*Data supplied:*
"""

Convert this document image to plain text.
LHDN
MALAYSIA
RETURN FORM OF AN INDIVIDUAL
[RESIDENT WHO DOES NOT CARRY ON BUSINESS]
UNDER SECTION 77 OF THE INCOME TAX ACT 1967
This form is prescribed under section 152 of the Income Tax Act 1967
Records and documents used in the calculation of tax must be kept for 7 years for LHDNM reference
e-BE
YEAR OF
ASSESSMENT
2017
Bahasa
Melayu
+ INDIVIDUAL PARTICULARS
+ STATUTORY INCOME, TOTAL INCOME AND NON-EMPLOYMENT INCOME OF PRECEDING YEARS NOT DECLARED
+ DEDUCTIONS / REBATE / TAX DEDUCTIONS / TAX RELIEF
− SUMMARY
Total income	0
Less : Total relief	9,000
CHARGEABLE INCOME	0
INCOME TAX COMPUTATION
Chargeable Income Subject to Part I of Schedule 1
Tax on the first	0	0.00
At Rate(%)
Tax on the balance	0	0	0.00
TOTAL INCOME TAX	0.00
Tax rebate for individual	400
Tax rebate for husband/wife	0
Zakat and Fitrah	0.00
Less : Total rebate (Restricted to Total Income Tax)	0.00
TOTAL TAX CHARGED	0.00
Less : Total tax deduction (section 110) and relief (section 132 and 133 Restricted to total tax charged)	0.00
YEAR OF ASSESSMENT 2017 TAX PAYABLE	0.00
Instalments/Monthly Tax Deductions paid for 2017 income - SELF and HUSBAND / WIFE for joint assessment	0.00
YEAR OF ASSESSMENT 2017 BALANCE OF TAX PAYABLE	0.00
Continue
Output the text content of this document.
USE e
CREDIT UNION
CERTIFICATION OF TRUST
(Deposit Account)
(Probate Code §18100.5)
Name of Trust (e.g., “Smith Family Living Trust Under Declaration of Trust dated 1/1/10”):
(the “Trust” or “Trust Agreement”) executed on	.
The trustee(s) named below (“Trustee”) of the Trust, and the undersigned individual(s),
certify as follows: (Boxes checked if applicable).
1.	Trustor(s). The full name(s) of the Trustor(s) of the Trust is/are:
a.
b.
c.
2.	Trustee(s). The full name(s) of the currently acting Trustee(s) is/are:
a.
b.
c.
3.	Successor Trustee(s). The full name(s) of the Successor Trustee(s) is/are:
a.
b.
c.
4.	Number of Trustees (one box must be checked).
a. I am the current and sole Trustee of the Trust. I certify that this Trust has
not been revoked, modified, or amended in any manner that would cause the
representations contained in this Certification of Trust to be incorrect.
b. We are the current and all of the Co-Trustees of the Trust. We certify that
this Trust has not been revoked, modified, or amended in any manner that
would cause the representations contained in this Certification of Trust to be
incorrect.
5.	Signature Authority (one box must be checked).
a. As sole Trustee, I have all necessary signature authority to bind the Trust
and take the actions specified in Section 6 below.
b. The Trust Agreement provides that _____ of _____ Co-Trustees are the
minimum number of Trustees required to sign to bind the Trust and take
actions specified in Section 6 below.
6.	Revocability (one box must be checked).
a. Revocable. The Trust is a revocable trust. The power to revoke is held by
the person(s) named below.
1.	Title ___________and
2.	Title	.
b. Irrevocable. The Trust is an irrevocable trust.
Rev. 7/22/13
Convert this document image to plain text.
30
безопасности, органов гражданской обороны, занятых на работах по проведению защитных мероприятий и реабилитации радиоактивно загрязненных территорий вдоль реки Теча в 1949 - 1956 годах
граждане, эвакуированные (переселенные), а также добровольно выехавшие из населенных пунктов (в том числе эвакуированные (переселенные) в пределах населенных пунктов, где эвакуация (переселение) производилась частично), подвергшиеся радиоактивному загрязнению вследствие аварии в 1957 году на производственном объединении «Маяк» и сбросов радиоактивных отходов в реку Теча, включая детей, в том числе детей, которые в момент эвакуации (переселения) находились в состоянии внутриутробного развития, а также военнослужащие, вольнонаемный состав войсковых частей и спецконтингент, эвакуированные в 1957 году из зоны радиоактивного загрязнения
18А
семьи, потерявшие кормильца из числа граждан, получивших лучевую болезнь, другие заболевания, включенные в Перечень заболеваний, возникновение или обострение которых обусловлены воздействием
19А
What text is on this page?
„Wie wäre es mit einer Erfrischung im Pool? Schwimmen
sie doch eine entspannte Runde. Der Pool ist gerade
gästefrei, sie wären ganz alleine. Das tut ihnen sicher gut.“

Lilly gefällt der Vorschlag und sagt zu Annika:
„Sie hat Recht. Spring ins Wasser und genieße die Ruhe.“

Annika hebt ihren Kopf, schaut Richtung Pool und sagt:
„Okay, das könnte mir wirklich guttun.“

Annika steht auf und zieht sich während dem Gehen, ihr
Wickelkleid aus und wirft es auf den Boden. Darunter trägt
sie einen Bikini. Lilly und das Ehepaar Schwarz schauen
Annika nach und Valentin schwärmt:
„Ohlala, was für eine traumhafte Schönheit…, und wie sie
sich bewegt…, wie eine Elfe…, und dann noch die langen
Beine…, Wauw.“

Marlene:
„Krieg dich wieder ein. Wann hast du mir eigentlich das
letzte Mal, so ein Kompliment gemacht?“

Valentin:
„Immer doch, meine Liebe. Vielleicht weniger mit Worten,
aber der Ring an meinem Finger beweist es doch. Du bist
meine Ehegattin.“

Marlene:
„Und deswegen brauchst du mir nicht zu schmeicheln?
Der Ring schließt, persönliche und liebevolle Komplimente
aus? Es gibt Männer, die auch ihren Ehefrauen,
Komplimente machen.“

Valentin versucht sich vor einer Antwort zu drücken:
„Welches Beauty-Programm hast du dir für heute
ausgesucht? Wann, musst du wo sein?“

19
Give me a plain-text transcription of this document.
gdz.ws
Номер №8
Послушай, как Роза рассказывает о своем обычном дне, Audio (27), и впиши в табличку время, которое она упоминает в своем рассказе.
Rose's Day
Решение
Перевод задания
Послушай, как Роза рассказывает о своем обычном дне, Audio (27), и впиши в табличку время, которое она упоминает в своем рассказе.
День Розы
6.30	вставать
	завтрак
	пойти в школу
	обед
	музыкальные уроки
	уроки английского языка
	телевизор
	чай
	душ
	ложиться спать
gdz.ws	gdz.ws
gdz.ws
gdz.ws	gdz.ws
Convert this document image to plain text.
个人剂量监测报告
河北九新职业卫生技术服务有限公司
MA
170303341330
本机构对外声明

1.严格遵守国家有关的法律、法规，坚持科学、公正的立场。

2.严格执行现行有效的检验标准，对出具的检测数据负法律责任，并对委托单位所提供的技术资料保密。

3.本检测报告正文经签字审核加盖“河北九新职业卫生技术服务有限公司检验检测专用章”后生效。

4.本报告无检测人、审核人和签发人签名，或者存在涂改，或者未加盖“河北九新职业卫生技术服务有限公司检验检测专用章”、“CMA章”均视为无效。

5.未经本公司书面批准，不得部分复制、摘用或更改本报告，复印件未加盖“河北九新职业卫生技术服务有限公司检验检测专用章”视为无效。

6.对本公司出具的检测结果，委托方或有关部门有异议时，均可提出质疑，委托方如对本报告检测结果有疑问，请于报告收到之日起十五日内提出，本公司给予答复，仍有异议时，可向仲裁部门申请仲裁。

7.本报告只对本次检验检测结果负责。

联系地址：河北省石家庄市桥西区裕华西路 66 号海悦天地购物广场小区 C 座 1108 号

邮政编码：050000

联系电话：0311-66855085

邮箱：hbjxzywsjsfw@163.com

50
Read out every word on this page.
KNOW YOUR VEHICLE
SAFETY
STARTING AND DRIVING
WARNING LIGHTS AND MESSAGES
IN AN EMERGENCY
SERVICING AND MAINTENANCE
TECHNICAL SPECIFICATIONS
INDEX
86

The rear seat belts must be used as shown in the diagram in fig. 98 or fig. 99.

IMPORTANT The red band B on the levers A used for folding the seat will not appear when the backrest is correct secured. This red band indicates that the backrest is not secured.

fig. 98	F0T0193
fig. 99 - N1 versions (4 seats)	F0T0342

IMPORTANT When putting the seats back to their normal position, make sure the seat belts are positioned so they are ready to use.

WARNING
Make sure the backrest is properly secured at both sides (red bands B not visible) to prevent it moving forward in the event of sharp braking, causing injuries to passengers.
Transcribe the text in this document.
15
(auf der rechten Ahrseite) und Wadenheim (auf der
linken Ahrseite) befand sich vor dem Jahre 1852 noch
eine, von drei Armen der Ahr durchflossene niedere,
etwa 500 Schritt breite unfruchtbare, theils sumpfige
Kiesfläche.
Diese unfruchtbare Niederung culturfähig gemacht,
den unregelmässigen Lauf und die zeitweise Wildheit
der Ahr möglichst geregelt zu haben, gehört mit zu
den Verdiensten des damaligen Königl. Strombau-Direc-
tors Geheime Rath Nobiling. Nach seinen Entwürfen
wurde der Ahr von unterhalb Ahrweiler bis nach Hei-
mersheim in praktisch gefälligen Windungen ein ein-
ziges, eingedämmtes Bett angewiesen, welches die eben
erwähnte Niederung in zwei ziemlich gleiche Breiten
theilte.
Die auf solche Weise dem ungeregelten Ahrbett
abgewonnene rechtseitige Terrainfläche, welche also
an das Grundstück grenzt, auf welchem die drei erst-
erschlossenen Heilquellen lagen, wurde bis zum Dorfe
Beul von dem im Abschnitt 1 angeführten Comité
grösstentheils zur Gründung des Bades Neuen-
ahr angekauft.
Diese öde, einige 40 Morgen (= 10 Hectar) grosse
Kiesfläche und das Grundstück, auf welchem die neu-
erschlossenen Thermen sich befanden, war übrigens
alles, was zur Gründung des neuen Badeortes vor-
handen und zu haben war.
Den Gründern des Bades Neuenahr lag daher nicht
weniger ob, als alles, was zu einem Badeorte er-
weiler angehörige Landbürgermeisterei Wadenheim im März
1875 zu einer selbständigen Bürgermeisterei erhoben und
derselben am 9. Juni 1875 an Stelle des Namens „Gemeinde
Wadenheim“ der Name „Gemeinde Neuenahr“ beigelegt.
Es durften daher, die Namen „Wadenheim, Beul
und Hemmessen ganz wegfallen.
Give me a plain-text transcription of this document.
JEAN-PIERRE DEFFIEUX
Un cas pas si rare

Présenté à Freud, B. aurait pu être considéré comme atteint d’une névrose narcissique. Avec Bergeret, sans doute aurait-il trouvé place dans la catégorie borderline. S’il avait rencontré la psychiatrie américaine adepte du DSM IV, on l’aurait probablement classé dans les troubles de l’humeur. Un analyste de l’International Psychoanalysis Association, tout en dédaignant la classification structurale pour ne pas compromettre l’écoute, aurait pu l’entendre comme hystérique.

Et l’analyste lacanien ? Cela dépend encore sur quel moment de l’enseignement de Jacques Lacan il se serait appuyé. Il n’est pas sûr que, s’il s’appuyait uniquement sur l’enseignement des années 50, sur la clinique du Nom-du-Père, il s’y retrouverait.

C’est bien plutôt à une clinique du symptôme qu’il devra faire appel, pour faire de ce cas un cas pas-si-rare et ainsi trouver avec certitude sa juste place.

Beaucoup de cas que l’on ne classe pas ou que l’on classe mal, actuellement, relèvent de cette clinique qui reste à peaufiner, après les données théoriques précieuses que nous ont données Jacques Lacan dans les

"""

*To do:*
Show all lines from the records above where the word "Annika" occurs.

*Exercise solution:*
Lilly gefällt der Vorschlag und sagt zu Annika:
Annika hebt ihren Kopf, schaut Richtung Pool und sagt:
Annika steht auf und zieht sich während dem Gehen, ihr
Annika nach und Valentin schwärmt:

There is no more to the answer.